The company’s identity crisis extended to many of its oldest franchises, including releasing a social mobile game based on Mega Man and going crossover-crazy with Project X Zone, Professor Layton vs. Phoenix Wright, and Street Fighter X Tekken. The latter, in particular, was a commercial misfire despite the popularity of both franchises, and it was knocked by players for its heavy-handed monetization tactics.

One bright spot in that dour year was Asura’s Wrath, the CyberConnect2-developed action game that delivered an astonishing, over-the-top spectacle. But even that game had a strange wrinkle; players couldn’t experience the full story and “real” ending unless they paid to play its DLC.

Asura jumps to cleave a minigun-wielding buddha in a screenshot from Asura’s Wrath

Justice for Asura’s Wrath!
Image: CyberConnect2/Capcom

In hindsight, 2012 feels like an inflection point for Capcom. The year prior, the company pumped out both Marvel vs. Capcom 3 and the expanded Ultimate Marvel vs. Capcom 3, with only a nine-month window between them. It later blamed low sales of Street Fighter X Tekken on “cannibalism” in the fighting game genre, of which Capcom itself was particularly guilty. In 2013, the publisher’s experiments continued; it worked with developers Ninja Theory to take the reins of the Devil May Cry series with DmC, a controversial game overseen by Dragon’s Dogma creator Itsuno, and Spark Unlimited to make Lost Planet 3.

Incidentally, 2012 was also the year of two infamous Capcom typos. The publisher misspelled the title of Resident Evil: Revelations on the game’s box art and even misspelled its own name in the copyright of its Kinect Steel Battalion game. That’s a relatively minor quality control issue, but it’s indicative of a weird, chaotic year at Capcom.

● **QUESTIONS**
1) In the passage on Capcom, rewrite the part that opens with the words containing "One bright spot" and closes with "for Asura’s Wrath!", swapping "spectacle" for "show".
2) Answer these questions using the passage on Capcom:
(a) Which company developed Asura's Wrath?
(b) On what did Capcom blame the low sales of Street Fighter X Tekken?
(c) Which two developers did Capcom work with in 2013?
3) According to the passage on Capcom, why did Asura's Wrath have a strange wrinkle? Answer in one to three sentences.

● **ENTRIES PROVIDED**

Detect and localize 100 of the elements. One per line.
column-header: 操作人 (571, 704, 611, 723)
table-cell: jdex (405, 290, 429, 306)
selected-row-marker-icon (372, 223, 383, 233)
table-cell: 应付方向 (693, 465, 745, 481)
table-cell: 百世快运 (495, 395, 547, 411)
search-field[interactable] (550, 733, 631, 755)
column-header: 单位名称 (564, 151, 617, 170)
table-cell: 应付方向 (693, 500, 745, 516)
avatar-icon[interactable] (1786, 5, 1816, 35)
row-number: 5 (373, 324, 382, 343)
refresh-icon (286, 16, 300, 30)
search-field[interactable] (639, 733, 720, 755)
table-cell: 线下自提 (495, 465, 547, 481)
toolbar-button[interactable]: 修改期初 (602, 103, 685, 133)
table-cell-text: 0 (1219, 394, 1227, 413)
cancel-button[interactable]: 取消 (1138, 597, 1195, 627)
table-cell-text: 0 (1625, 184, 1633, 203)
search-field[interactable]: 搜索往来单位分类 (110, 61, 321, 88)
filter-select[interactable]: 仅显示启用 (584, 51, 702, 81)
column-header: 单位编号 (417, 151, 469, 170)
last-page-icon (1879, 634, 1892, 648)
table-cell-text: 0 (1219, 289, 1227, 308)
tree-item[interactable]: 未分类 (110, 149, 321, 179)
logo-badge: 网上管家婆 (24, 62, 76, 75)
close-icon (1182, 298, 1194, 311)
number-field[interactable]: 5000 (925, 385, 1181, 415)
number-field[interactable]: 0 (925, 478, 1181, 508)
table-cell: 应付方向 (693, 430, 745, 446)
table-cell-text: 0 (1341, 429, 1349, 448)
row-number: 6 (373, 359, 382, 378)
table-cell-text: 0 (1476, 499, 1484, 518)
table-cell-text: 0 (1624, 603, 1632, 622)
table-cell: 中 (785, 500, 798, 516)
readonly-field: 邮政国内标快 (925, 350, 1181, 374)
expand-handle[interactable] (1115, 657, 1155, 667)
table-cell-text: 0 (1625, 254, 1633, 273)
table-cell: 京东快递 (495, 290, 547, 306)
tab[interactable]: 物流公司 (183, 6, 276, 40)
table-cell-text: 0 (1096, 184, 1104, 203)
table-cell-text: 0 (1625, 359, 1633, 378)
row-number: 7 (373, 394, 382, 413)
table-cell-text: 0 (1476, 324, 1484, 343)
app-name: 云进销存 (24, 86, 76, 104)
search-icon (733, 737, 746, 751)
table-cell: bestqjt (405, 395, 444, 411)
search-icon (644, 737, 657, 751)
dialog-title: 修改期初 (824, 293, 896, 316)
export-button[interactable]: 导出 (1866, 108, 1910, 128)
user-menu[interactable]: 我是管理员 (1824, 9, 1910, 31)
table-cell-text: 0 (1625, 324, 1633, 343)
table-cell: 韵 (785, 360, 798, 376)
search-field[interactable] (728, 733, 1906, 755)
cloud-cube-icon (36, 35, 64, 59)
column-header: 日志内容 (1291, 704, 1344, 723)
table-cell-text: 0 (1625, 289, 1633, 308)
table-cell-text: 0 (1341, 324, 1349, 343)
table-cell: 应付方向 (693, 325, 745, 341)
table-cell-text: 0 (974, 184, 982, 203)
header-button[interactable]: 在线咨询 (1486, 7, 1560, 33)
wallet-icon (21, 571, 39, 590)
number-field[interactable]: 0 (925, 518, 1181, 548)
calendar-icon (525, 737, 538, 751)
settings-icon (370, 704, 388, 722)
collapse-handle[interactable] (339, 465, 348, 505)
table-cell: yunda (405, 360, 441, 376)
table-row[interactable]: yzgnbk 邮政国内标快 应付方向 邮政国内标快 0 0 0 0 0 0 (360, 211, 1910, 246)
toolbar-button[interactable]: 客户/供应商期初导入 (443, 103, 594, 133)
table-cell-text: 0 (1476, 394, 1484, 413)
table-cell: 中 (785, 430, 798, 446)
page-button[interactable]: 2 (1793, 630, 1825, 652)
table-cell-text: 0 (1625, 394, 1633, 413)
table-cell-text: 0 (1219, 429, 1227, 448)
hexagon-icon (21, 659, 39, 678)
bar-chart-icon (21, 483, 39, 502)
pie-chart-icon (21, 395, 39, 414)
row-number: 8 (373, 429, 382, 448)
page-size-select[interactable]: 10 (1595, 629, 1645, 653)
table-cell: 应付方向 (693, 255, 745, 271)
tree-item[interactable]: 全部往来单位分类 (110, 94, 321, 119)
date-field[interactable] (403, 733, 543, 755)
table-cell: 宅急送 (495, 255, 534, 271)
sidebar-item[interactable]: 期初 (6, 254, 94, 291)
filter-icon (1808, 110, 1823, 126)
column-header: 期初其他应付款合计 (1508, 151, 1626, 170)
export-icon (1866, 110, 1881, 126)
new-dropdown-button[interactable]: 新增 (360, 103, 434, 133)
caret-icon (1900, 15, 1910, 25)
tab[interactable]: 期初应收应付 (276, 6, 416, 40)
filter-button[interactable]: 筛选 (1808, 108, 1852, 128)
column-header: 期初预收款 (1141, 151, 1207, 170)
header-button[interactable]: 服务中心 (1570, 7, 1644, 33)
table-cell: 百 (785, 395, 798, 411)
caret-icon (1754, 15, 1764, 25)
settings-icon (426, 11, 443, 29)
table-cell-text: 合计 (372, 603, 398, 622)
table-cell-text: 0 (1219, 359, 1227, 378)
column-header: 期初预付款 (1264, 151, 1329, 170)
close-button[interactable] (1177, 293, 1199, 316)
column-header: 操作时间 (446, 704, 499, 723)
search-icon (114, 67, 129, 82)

● **WRITTEN ANSWERS**
1)
One bright spot in that dour year was Asura’s Wrath, the CyberConnect2-developed action game that delivered an astonishing, over-the-top show. But even that game had a strange wrinkle; players couldn’t experience the full story and “real” ending unless they paid to play its DLC.

Asura jumps to cleave a minigun-wielding buddha in a screenshot from Asura’s Wrath

Justice for Asura’s Wrath!

2)
(a) CyberConnect2
(b) "Cannibalism" in the fighting game genre
(c) Ninja Theory and Spark Unlimited

3) Players couldn't experience the full story and the "real" ending of Asura's Wrath unless they paid to play its DLC.